WHAT IS EXPECTED:
Would you quote every entry exactly, dropping only the pictures?
** START MATERIAL PROVIDED **
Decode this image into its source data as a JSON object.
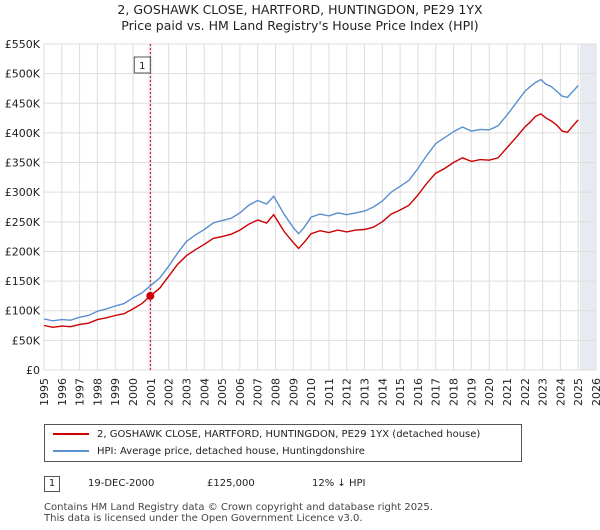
{
  "title_line1": "2, GOSHAWK CLOSE, HARTFORD, HUNTINGDON, PE29 1YX",
  "title_line2": "Price paid vs. HM Land Registry's House Price Index (HPI)",
  "colors": {
    "property": "#cc0000",
    "hpi": "#5b8fd0",
    "future_fill": "#e8eaf2",
    "sale_band": "#f0f2f8"
  },
  "chart_data": {
    "type": "line",
    "ylim": [
      0,
      550000
    ],
    "xlim": [
      1995,
      2026
    ],
    "y_ticks": [
      0,
      50000,
      100000,
      150000,
      200000,
      250000,
      300000,
      350000,
      400000,
      450000,
      500000,
      550000
    ],
    "y_tick_labels": [
      "£0",
      "£50K",
      "£100K",
      "£150K",
      "£200K",
      "£250K",
      "£300K",
      "£350K",
      "£400K",
      "£450K",
      "£500K",
      "£550K"
    ],
    "x_ticks": [
      1995,
      1996,
      1997,
      1998,
      1999,
      2000,
      2001,
      2002,
      2003,
      2004,
      2005,
      2006,
      2007,
      2008,
      2009,
      2010,
      2011,
      2012,
      2013,
      2014,
      2015,
      2016,
      2017,
      2018,
      2019,
      2020,
      2021,
      2022,
      2023,
      2024,
      2025,
      2026
    ],
    "x_tick_labels": [
      "1995",
      "1996",
      "1997",
      "1998",
      "1999",
      "2000",
      "2001",
      "2002",
      "2003",
      "2004",
      "2005",
      "2006",
      "2007",
      "2008",
      "2009",
      "2010",
      "2011",
      "2012",
      "2013",
      "2014",
      "2015",
      "2016",
      "2017",
      "2018",
      "2019",
      "2020",
      "2021",
      "2022",
      "2023",
      "2024",
      "2025",
      "2026"
    ],
    "data_end_year": 2025.1,
    "series": [
      {
        "name": "2, GOSHAWK CLOSE, HARTFORD, HUNTINGDON, PE29 1YX (detached house)",
        "color": "#cc0000",
        "x": [
          1995.0,
          1995.5,
          1996.0,
          1996.5,
          1997.0,
          1997.5,
          1998.0,
          1998.5,
          1999.0,
          1999.5,
          2000.0,
          2000.5,
          2000.97,
          2001.5,
          2002.0,
          2002.5,
          2003.0,
          2003.5,
          2004.0,
          2004.5,
          2005.0,
          2005.5,
          2006.0,
          2006.5,
          2007.0,
          2007.5,
          2007.9,
          2008.5,
          2009.0,
          2009.3,
          2009.6,
          2010.0,
          2010.5,
          2011.0,
          2011.5,
          2012.0,
          2012.5,
          2013.0,
          2013.5,
          2014.0,
          2014.5,
          2015.0,
          2015.5,
          2016.0,
          2016.5,
          2017.0,
          2017.5,
          2018.0,
          2018.5,
          2019.0,
          2019.5,
          2020.0,
          2020.5,
          2021.0,
          2021.5,
          2022.0,
          2022.3,
          2022.6,
          2022.9,
          2023.2,
          2023.5,
          2023.8,
          2024.1,
          2024.4,
          2024.7,
          2025.0
        ],
        "values": [
          75000,
          72000,
          74000,
          73000,
          77000,
          79000,
          85000,
          88000,
          92000,
          95000,
          103000,
          112000,
          125000,
          138000,
          158000,
          178000,
          193000,
          203000,
          212000,
          222000,
          225000,
          229000,
          236000,
          246000,
          253000,
          248000,
          262000,
          233000,
          215000,
          205000,
          215000,
          230000,
          235000,
          232000,
          236000,
          233000,
          236000,
          237000,
          241000,
          250000,
          263000,
          270000,
          278000,
          295000,
          315000,
          332000,
          340000,
          350000,
          358000,
          352000,
          355000,
          354000,
          358000,
          375000,
          392000,
          410000,
          418000,
          428000,
          432000,
          425000,
          420000,
          413000,
          403000,
          401000,
          412000,
          422000
        ]
      },
      {
        "name": "HPI: Average price, detached house, Huntingdonshire",
        "color": "#5b8fd0",
        "x": [
          1995.0,
          1995.5,
          1996.0,
          1996.5,
          1997.0,
          1997.5,
          1998.0,
          1998.5,
          1999.0,
          1999.5,
          2000.0,
          2000.5,
          2000.97,
          2001.5,
          2002.0,
          2002.5,
          2003.0,
          2003.5,
          2004.0,
          2004.5,
          2005.0,
          2005.5,
          2006.0,
          2006.5,
          2007.0,
          2007.5,
          2007.9,
          2008.5,
          2009.0,
          2009.3,
          2009.6,
          2010.0,
          2010.5,
          2011.0,
          2011.5,
          2012.0,
          2012.5,
          2013.0,
          2013.5,
          2014.0,
          2014.5,
          2015.0,
          2015.5,
          2016.0,
          2016.5,
          2017.0,
          2017.5,
          2018.0,
          2018.5,
          2019.0,
          2019.5,
          2020.0,
          2020.5,
          2021.0,
          2021.5,
          2022.0,
          2022.3,
          2022.6,
          2022.9,
          2023.2,
          2023.5,
          2023.8,
          2024.1,
          2024.4,
          2024.7,
          2025.0
        ],
        "values": [
          86000,
          83000,
          85000,
          84000,
          89000,
          92000,
          99000,
          103000,
          108000,
          112000,
          122000,
          130000,
          142000,
          155000,
          175000,
          197000,
          217000,
          228000,
          237000,
          248000,
          252000,
          256000,
          265000,
          278000,
          286000,
          280000,
          293000,
          262000,
          240000,
          230000,
          240000,
          258000,
          263000,
          260000,
          265000,
          262000,
          265000,
          268000,
          275000,
          285000,
          300000,
          310000,
          320000,
          340000,
          362000,
          382000,
          392000,
          402000,
          410000,
          403000,
          406000,
          405000,
          412000,
          430000,
          450000,
          470000,
          478000,
          485000,
          490000,
          482000,
          478000,
          470000,
          462000,
          460000,
          470000,
          480000
        ]
      }
    ],
    "sale_marker": {
      "label": "1",
      "x": 2000.97,
      "value": 125000
    }
  },
  "legend": {
    "property_label": "2, GOSHAWK CLOSE, HARTFORD, HUNTINGDON, PE29 1YX (detached house)",
    "hpi_label": "HPI: Average price, detached house, Huntingdonshire"
  },
  "sale": {
    "badge": "1",
    "date": "19-DEC-2000",
    "price": "£125,000",
    "hpi_diff": "12% ↓ HPI"
  },
  "footer": {
    "line1": "Contains HM Land Registry data © Crown copyright and database right 2025.",
    "line2": "This data is licensed under the Open Government Licence v3.0."
  }
}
** END MATERIAL PROVIDED **
ANSWER TO THIS PROBLEM:
Decode this image into its source data as a JSON object.
{
  "title_line1": "2, GOSHAWK CLOSE, HARTFORD, HUNTINGDON, PE29 1YX",
  "title_line2": "Price paid vs. HM Land Registry's House Price Index (HPI)",
  "colors": {
    "property": "#cc0000",
    "hpi": "#5b8fd0",
    "future_fill": "#e8eaf2",
    "sale_band": "#f0f2f8"
  },
  "chart_data": {
    "type": "line",
    "ylim": [
      0,
      550000
    ],
    "xlim": [
      1995,
      2026
    ],
    "y_ticks": [
      0,
      50000,
      100000,
      150000,
      200000,
      250000,
      300000,
      350000,
      400000,
      450000,
      500000,
      550000
    ],
    "y_tick_labels": [
      "£0",
      "£50K",
      "£100K",
      "£150K",
      "£200K",
      "£250K",
      "£300K",
      "£350K",
      "£400K",
      "£450K",
      "£500K",
      "£550K"
    ],
    "x_ticks": [
      1995,
      1996,
      1997,
      1998,
      1999,
      2000,
      2001,
      2002,
      2003,
      2004,
      2005,
      2006,
      2007,
      2008,
      2009,
      2010,
      2011,
      2012,
      2013,
      2014,
      2015,
      2016,
      2017,
      2018,
      2019,
      2020,
      2021,
      2022,
      2023,
      2024,
      2025,
      2026
    ],
    "x_tick_labels": [
      "1995",
      "1996",
      "1997",
      "1998",
      "1999",
      "2000",
      "2001",
      "2002",
      "2003",
      "2004",
      "2005",
      "2006",
      "2007",
      "2008",
      "2009",
      "2010",
      "2011",
      "2012",
      "2013",
      "2014",
      "2015",
      "2016",
      "2017",
      "2018",
      "2019",
      "2020",
      "2021",
      "2022",
      "2023",
      "2024",
      "2025",
      "2026"
    ],
    "data_end_year": 2025.1,
    "series": [
      {
        "name": "2, GOSHAWK CLOSE, HARTFORD, HUNTINGDON, PE29 1YX (detached house)",
        "color": "#cc0000",
        "x": [
          1995.0,
          1995.5,
          1996.0,
          1996.5,
          1997.0,
          1997.5,
          1998.0,
          1998.5,
          1999.0,
          1999.5,
          2000.0,
          2000.5,
          2000.97,
          2001.5,
          2002.0,
          2002.5,
          2003.0,
          2003.5,
          2004.0,
          2004.5,
          2005.0,
          2005.5,
          2006.0,
          2006.5,
          2007.0,
          2007.5,
          2007.9,
          2008.5,
          2009.0,
          2009.3,
          2009.6,
          2010.0,
          2010.5,
          2011.0,
          2011.5,
          2012.0,
          2012.5,
          2013.0,
          2013.5,
          2014.0,
          2014.5,
          2015.0,
          2015.5,
          2016.0,
          2016.5,
          2017.0,
          2017.5,
          2018.0,
          2018.5,
          2019.0,
          2019.5,
          2020.0,
          2020.5,
          2021.0,
          2021.5,
          2022.0,
          2022.3,
          2022.6,
          2022.9,
          2023.2,
          2023.5,
          2023.8,
          2024.1,
          2024.4,
          2024.7,
          2025.0
        ],
        "values": [
          75000,
          72000,
          74000,
          73000,
          77000,
          79000,
          85000,
          88000,
          92000,
          95000,
          103000,
          112000,
          125000,
          138000,
          158000,
          178000,
          193000,
          203000,
          212000,
          222000,
          225000,
          229000,
          236000,
          246000,
          253000,
          248000,
          262000,
          233000,
          215000,
          205000,
          215000,
          230000,
          235000,
          232000,
          236000,
          233000,
          236000,
          237000,
          241000,
          250000,
          263000,
          270000,
          278000,
          295000,
          315000,
          332000,
          340000,
          350000,
          358000,
          352000,
          355000,
          354000,
          358000,
          375000,
          392000,
          410000,
          418000,
          428000,
          432000,
          425000,
          420000,
          413000,
          403000,
          401000,
          412000,
          422000
        ]
      },
      {
        "name": "HPI: Average price, detached house, Huntingdonshire",
        "color": "#5b8fd0",
        "x": [
          1995.0,
          1995.5,
          1996.0,
          1996.5,
          1997.0,
          1997.5,
          1998.0,
          1998.5,
          1999.0,
          1999.5,
          2000.0,
          2000.5,
          2000.97,
          2001.5,
          2002.0,
          2002.5,
          2003.0,
          2003.5,
          2004.0,
          2004.5,
          2005.0,
          2005.5,
          2006.0,
          2006.5,
          2007.0,
          2007.5,
          2007.9,
          2008.5,
          2009.0,
          2009.3,
          2009.6,
          2010.0,
          2010.5,
          2011.0,
          2011.5,
          2012.0,
          2012.5,
          2013.0,
          2013.5,
          2014.0,
          2014.5,
          2015.0,
          2015.5,
          2016.0,
          2016.5,
          2017.0,
          2017.5,
          2018.0,
          2018.5,
          2019.0,
          2019.5,
          2020.0,
          2020.5,
          2021.0,
          2021.5,
          2022.0,
          2022.3,
          2022.6,
          2022.9,
          2023.2,
          2023.5,
          2023.8,
          2024.1,
          2024.4,
          2024.7,
          2025.0
        ],
        "values": [
          86000,
          83000,
          85000,
          84000,
          89000,
          92000,
          99000,
          103000,
          108000,
          112000,
          122000,
          130000,
          142000,
          155000,
          175000,
          197000,
          217000,
          228000,
          237000,
          248000,
          252000,
          256000,
          265000,
          278000,
          286000,
          280000,
          293000,
          262000,
          240000,
          230000,
          240000,
          258000,
          263000,
          260000,
          265000,
          262000,
          265000,
          268000,
          275000,
          285000,
          300000,
          310000,
          320000,
          340000,
          362000,
          382000,
          392000,
          402000,
          410000,
          403000,
          406000,
          405000,
          412000,
          430000,
          450000,
          470000,
          478000,
          485000,
          490000,
          482000,
          478000,
          470000,
          462000,
          460000,
          470000,
          480000
        ]
      }
    ],
    "sale_marker": {
      "label": "1",
      "x": 2000.97,
      "value": 125000
    }
  },
  "legend": {
    "property_label": "2, GOSHAWK CLOSE, HARTFORD, HUNTINGDON, PE29 1YX (detached house)",
    "hpi_label": "HPI: Average price, detached house, Huntingdonshire"
  },
  "sale": {
    "badge": "1",
    "date": "19-DEC-2000",
    "price": "£125,000",
    "hpi_diff": "12% ↓ HPI"
  },
  "footer": {
    "line1": "Contains HM Land Registry data © Crown copyright and database right 2025.",
    "line2": "This data is licensed under the Open Government Licence v3.0."
  }
}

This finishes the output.